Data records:

** begin **

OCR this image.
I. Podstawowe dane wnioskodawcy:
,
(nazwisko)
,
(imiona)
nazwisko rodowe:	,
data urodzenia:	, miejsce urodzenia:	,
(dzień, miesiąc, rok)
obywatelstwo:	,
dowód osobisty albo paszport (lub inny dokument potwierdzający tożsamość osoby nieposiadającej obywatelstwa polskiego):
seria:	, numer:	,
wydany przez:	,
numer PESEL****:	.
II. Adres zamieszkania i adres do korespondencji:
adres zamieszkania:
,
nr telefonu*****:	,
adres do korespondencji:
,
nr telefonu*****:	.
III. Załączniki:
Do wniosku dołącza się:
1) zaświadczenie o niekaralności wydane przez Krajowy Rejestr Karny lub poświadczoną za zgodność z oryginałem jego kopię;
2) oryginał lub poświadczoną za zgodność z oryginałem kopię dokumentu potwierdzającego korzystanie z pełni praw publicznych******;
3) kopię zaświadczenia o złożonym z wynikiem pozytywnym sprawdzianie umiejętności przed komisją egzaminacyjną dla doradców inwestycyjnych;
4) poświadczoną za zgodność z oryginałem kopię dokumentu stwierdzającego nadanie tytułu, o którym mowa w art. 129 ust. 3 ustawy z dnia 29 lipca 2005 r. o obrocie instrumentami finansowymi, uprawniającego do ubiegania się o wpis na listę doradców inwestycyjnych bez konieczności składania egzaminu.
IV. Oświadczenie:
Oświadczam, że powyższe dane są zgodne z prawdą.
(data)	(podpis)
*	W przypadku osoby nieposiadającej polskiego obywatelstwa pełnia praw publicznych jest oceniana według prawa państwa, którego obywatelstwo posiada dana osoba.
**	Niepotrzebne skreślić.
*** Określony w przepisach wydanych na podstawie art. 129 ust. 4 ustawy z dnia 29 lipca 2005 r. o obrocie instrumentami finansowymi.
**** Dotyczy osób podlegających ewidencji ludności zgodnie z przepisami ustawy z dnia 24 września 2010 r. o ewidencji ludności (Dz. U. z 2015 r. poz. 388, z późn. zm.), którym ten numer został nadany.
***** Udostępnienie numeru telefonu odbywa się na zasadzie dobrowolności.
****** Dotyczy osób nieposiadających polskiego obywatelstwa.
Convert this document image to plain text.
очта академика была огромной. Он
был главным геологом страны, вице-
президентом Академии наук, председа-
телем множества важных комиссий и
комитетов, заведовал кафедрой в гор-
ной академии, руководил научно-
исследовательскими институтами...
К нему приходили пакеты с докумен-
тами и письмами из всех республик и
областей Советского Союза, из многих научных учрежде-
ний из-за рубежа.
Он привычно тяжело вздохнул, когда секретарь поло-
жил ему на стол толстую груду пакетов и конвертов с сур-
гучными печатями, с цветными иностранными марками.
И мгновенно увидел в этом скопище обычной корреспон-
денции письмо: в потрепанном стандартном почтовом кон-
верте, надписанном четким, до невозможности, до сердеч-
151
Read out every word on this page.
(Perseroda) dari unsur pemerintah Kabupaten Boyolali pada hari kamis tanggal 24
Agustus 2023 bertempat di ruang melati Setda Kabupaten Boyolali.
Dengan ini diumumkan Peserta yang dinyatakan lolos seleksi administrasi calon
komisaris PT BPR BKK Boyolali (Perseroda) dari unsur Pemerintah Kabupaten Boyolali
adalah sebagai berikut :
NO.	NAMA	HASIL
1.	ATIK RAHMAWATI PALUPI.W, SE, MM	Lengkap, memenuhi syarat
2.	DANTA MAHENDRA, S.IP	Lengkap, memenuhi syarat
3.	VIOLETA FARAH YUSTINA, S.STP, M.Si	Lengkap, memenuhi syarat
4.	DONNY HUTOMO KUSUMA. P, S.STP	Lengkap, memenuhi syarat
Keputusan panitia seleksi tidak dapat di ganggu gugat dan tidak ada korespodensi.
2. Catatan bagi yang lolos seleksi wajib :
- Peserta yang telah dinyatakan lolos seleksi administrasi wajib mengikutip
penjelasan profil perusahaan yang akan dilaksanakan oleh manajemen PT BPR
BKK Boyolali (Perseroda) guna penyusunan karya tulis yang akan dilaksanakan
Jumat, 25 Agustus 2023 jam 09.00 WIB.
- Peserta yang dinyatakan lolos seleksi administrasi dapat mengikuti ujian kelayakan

** end **

> _Direction_: Exactly as they are written, print the entries again.

> _Exercise result_:
OCR this image.
I. Podstawowe dane wnioskodawcy:
,
(nazwisko)
,
(imiona)
nazwisko rodowe:	,
data urodzenia:	, miejsce urodzenia:	,
(dzień, miesiąc, rok)
obywatelstwo:	,
dowód osobisty albo paszport (lub inny dokument potwierdzający tożsamość osoby nieposiadającej obywatelstwa polskiego):
seria:	, numer:	,
wydany przez:	,
numer PESEL****:	.
II. Adres zamieszkania i adres do korespondencji:
adres zamieszkania:
,
nr telefonu*****:	,
adres do korespondencji:
,
nr telefonu*****:	.
III. Załączniki:
Do wniosku dołącza się:
1) zaświadczenie o niekaralności wydane przez Krajowy Rejestr Karny lub poświadczoną za zgodność z oryginałem jego kopię;
2) oryginał lub poświadczoną za zgodność z oryginałem kopię dokumentu potwierdzającego korzystanie z pełni praw publicznych******;
3) kopię zaświadczenia o złożonym z wynikiem pozytywnym sprawdzianie umiejętności przed komisją egzaminacyjną dla doradców inwestycyjnych;
4) poświadczoną za zgodność z oryginałem kopię dokumentu stwierdzającego nadanie tytułu, o którym mowa w art. 129 ust. 3 ustawy z dnia 29 lipca 2005 r. o obrocie instrumentami finansowymi, uprawniającego do ubiegania się o wpis na listę doradców inwestycyjnych bez konieczności składania egzaminu.
IV. Oświadczenie:
Oświadczam, że powyższe dane są zgodne z prawdą.
(data)	(podpis)
*	W przypadku osoby nieposiadającej polskiego obywatelstwa pełnia praw publicznych jest oceniana według prawa państwa, którego obywatelstwo posiada dana osoba.
**	Niepotrzebne skreślić.
*** Określony w przepisach wydanych na podstawie art. 129 ust. 4 ustawy z dnia 29 lipca 2005 r. o obrocie instrumentami finansowymi.
**** Dotyczy osób podlegających ewidencji ludności zgodnie z przepisami ustawy z dnia 24 września 2010 r. o ewidencji ludności (Dz. U. z 2015 r. poz. 388, z późn. zm.), którym ten numer został nadany.
***** Udostępnienie numeru telefonu odbywa się na zasadzie dobrowolności.
****** Dotyczy osób nieposiadających polskiego obywatelstwa.
Convert this document image to plain text.
очта академика была огромной. Он
был главным геологом страны, вице-
президентом Академии наук, председа-
телем множества важных комиссий и
комитетов, заведовал кафедрой в гор-
ной академии, руководил научно-
исследовательскими институтами...
К нему приходили пакеты с докумен-
тами и письмами из всех республик и
областей Советского Союза, из многих научных учрежде-
ний из-за рубежа.
Он привычно тяжело вздохнул, когда секретарь поло-
жил ему на стол толстую груду пакетов и конвертов с сур-
гучными печатями, с цветными иностранными марками.
И мгновенно увидел в этом скопище обычной корреспон-
денции письмо: в потрепанном стандартном почтовом кон-
верте, надписанном четким, до невозможности, до сердеч-
151
Read out every word on this page.
(Perseroda) dari unsur pemerintah Kabupaten Boyolali pada hari kamis tanggal 24
Agustus 2023 bertempat di ruang melati Setda Kabupaten Boyolali.
Dengan ini diumumkan Peserta yang dinyatakan lolos seleksi administrasi calon
komisaris PT BPR BKK Boyolali (Perseroda) dari unsur Pemerintah Kabupaten Boyolali
adalah sebagai berikut :
NO.	NAMA	HASIL
1.	ATIK RAHMAWATI PALUPI.W, SE, MM	Lengkap, memenuhi syarat
2.	DANTA MAHENDRA, S.IP	Lengkap, memenuhi syarat
3.	VIOLETA FARAH YUSTINA, S.STP, M.Si	Lengkap, memenuhi syarat
4.	DONNY HUTOMO KUSUMA. P, S.STP	Lengkap, memenuhi syarat
Keputusan panitia seleksi tidak dapat di ganggu gugat dan tidak ada korespodensi.
2. Catatan bagi yang lolos seleksi wajib :
- Peserta yang telah dinyatakan lolos seleksi administrasi wajib mengikutip
penjelasan profil perusahaan yang akan dilaksanakan oleh manajemen PT BPR
BKK Boyolali (Perseroda) guna penyusunan karya tulis yang akan dilaksanakan
Jumat, 25 Agustus 2023 jam 09.00 WIB.
- Peserta yang dinyatakan lolos seleksi administrasi dapat mengikuti ujian kelayakan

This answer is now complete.